## INSTRUCTIONS TO FOLLOW
Retype the material word for word.

━━━━━━━━━━

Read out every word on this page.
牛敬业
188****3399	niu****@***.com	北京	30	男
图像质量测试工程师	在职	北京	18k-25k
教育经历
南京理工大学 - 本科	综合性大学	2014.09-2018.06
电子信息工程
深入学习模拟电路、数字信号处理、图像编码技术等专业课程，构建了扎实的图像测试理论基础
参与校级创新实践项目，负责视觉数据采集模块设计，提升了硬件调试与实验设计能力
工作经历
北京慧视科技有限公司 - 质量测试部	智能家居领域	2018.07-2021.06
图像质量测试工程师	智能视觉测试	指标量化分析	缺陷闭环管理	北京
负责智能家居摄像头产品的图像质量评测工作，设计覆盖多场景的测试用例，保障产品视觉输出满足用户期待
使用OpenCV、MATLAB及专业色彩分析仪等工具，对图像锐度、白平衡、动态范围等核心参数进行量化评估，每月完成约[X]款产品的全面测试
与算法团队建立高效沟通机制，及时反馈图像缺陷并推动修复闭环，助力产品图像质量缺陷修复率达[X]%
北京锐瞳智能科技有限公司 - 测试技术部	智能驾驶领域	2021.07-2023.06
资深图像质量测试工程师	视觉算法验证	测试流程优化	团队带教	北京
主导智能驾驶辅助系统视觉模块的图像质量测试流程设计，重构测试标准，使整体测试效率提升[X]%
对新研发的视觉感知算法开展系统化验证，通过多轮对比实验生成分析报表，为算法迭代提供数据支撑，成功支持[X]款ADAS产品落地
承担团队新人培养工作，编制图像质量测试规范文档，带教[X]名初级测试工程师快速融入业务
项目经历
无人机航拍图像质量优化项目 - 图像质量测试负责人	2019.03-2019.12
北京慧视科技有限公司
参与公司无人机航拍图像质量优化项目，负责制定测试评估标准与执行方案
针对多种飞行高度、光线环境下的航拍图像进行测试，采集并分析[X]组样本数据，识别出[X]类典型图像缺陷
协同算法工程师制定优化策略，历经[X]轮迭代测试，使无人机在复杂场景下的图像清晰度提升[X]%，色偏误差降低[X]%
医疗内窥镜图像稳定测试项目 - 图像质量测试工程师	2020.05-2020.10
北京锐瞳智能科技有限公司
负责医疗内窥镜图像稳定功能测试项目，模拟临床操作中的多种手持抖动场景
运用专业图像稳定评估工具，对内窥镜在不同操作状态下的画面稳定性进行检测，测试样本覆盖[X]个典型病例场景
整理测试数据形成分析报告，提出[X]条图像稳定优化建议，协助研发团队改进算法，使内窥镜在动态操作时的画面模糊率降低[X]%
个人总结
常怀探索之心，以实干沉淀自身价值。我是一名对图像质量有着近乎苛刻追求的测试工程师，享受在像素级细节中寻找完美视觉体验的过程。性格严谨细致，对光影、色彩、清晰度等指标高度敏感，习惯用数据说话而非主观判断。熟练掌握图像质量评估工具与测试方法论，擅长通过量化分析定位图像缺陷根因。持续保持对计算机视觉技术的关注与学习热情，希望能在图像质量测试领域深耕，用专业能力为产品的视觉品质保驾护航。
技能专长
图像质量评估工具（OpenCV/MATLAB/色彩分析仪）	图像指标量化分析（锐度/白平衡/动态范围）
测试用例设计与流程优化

━━━━━━━━━━

## RESULT FOR THIS TASK
Read out every word on this page.
牛敬业
188****3399	niu****@***.com	北京	30	男
图像质量测试工程师	在职	北京	18k-25k
教育经历
南京理工大学 - 本科	综合性大学	2014.09-2018.06
电子信息工程
深入学习模拟电路、数字信号处理、图像编码技术等专业课程，构建了扎实的图像测试理论基础
参与校级创新实践项目，负责视觉数据采集模块设计，提升了硬件调试与实验设计能力
工作经历
北京慧视科技有限公司 - 质量测试部	智能家居领域	2018.07-2021.06
图像质量测试工程师	智能视觉测试	指标量化分析	缺陷闭环管理	北京
负责智能家居摄像头产品的图像质量评测工作，设计覆盖多场景的测试用例，保障产品视觉输出满足用户期待
使用OpenCV、MATLAB及专业色彩分析仪等工具，对图像锐度、白平衡、动态范围等核心参数进行量化评估，每月完成约[X]款产品的全面测试
与算法团队建立高效沟通机制，及时反馈图像缺陷并推动修复闭环，助力产品图像质量缺陷修复率达[X]%
北京锐瞳智能科技有限公司 - 测试技术部	智能驾驶领域	2021.07-2023.06
资深图像质量测试工程师	视觉算法验证	测试流程优化	团队带教	北京
主导智能驾驶辅助系统视觉模块的图像质量测试流程设计，重构测试标准，使整体测试效率提升[X]%
对新研发的视觉感知算法开展系统化验证，通过多轮对比实验生成分析报表，为算法迭代提供数据支撑，成功支持[X]款ADAS产品落地
承担团队新人培养工作，编制图像质量测试规范文档，带教[X]名初级测试工程师快速融入业务
项目经历
无人机航拍图像质量优化项目 - 图像质量测试负责人	2019.03-2019.12
北京慧视科技有限公司
参与公司无人机航拍图像质量优化项目，负责制定测试评估标准与执行方案
针对多种飞行高度、光线环境下的航拍图像进行测试，采集并分析[X]组样本数据，识别出[X]类典型图像缺陷
协同算法工程师制定优化策略，历经[X]轮迭代测试，使无人机在复杂场景下的图像清晰度提升[X]%，色偏误差降低[X]%
医疗内窥镜图像稳定测试项目 - 图像质量测试工程师	2020.05-2020.10
北京锐瞳智能科技有限公司
负责医疗内窥镜图像稳定功能测试项目，模拟临床操作中的多种手持抖动场景
运用专业图像稳定评估工具，对内窥镜在不同操作状态下的画面稳定性进行检测，测试样本覆盖[X]个典型病例场景
整理测试数据形成分析报告，提出[X]条图像稳定优化建议，协助研发团队改进算法，使内窥镜在动态操作时的画面模糊率降低[X]%
个人总结
常怀探索之心，以实干沉淀自身价值。我是一名对图像质量有着近乎苛刻追求的测试工程师，享受在像素级细节中寻找完美视觉体验的过程。性格严谨细致，对光影、色彩、清晰度等指标高度敏感，习惯用数据说话而非主观判断。熟练掌握图像质量评估工具与测试方法论，擅长通过量化分析定位图像缺陷根因。持续保持对计算机视觉技术的关注与学习热情，希望能在图像质量测试领域深耕，用专业能力为产品的视觉品质保驾护航。
技能专长
图像质量评估工具（OpenCV/MATLAB/色彩分析仪）	图像指标量化分析（锐度/白平衡/动态范围）
测试用例设计与流程优化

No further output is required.